>> START ENTRIES PROVIDED

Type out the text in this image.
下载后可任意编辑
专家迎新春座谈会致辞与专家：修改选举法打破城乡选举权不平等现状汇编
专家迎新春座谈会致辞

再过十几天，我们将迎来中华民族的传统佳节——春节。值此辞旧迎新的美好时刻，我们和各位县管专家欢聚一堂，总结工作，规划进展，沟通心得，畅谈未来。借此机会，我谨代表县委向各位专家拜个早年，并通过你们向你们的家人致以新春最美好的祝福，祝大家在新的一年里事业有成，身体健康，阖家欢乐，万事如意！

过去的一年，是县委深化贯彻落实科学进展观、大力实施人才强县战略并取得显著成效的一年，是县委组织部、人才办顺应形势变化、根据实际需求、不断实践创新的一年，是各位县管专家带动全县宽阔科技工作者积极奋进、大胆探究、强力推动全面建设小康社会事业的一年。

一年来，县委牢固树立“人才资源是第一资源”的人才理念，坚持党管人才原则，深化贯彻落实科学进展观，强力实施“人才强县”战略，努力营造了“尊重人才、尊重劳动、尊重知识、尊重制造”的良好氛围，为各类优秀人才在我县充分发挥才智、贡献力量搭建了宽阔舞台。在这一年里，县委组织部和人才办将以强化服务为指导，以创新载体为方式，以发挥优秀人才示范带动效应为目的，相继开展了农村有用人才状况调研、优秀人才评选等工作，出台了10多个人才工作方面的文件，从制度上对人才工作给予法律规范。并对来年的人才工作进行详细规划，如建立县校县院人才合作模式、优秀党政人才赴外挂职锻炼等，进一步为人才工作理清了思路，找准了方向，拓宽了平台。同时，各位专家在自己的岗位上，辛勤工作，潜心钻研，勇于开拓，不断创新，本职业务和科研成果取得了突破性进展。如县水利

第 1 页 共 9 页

>> END ENTRIES PROVIDED

_WHAT THIS TASK INVOLVES_. Quote every line of the data, word for word.

_EXERCISE OUTPUT_.
Type out the text in this image.
下载后可任意编辑
专家迎新春座谈会致辞与专家：修改选举法打破城乡选举权不平等现状汇编
专家迎新春座谈会致辞

再过十几天，我们将迎来中华民族的传统佳节——春节。值此辞旧迎新的美好时刻，我们和各位县管专家欢聚一堂，总结工作，规划进展，沟通心得，畅谈未来。借此机会，我谨代表县委向各位专家拜个早年，并通过你们向你们的家人致以新春最美好的祝福，祝大家在新的一年里事业有成，身体健康，阖家欢乐，万事如意！

过去的一年，是县委深化贯彻落实科学进展观、大力实施人才强县战略并取得显著成效的一年，是县委组织部、人才办顺应形势变化、根据实际需求、不断实践创新的一年，是各位县管专家带动全县宽阔科技工作者积极奋进、大胆探究、强力推动全面建设小康社会事业的一年。

一年来，县委牢固树立“人才资源是第一资源”的人才理念，坚持党管人才原则，深化贯彻落实科学进展观，强力实施“人才强县”战略，努力营造了“尊重人才、尊重劳动、尊重知识、尊重制造”的良好氛围，为各类优秀人才在我县充分发挥才智、贡献力量搭建了宽阔舞台。在这一年里，县委组织部和人才办将以强化服务为指导，以创新载体为方式，以发挥优秀人才示范带动效应为目的，相继开展了农村有用人才状况调研、优秀人才评选等工作，出台了10多个人才工作方面的文件，从制度上对人才工作给予法律规范。并对来年的人才工作进行详细规划，如建立县校县院人才合作模式、优秀党政人才赴外挂职锻炼等，进一步为人才工作理清了思路，找准了方向，拓宽了平台。同时，各位专家在自己的岗位上，辛勤工作，潜心钻研，勇于开拓，不断创新，本职业务和科研成果取得了突破性进展。如县水利

第 1 页 共 9 页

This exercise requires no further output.